*Directions*: State the number of lines in the material below that have "مجالس" in them, without any other text.

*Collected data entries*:
● ● ● ● ● ● ●

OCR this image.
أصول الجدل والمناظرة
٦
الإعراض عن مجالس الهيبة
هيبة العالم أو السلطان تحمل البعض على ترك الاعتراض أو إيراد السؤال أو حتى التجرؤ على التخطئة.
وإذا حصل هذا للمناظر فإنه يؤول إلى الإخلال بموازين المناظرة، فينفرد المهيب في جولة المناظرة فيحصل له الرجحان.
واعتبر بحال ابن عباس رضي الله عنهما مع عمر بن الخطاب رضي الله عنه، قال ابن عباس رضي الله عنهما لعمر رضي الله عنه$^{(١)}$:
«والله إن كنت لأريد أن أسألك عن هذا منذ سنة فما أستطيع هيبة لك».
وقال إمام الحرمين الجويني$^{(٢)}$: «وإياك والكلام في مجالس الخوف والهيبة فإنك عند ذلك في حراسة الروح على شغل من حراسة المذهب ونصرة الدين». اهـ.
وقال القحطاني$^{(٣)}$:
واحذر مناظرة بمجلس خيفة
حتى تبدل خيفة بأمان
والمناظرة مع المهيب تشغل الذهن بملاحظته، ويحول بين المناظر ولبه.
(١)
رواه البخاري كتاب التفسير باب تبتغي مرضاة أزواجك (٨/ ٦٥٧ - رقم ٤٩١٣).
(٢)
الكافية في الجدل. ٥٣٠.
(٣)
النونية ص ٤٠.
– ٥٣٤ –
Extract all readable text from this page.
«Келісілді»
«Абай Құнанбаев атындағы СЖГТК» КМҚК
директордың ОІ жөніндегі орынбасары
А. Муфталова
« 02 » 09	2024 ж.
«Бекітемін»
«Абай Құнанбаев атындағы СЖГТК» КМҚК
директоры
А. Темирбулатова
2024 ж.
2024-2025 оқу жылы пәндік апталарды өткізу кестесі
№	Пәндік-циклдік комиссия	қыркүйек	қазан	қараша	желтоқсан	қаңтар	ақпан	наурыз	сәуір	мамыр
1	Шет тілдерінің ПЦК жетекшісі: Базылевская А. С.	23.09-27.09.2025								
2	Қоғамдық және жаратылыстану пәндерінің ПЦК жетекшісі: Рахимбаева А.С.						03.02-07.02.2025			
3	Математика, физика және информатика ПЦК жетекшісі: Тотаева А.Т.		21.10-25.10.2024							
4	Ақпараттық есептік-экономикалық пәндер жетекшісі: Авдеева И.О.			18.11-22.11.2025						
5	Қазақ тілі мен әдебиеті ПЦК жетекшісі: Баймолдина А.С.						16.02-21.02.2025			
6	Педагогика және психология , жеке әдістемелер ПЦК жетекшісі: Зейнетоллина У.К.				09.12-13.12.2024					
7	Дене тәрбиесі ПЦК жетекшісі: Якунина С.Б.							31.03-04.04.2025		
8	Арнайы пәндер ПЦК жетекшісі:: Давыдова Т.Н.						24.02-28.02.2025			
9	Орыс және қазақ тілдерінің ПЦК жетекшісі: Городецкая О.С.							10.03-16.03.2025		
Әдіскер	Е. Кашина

● ● ● ● ● ● ●

*Output for this exercise*: 2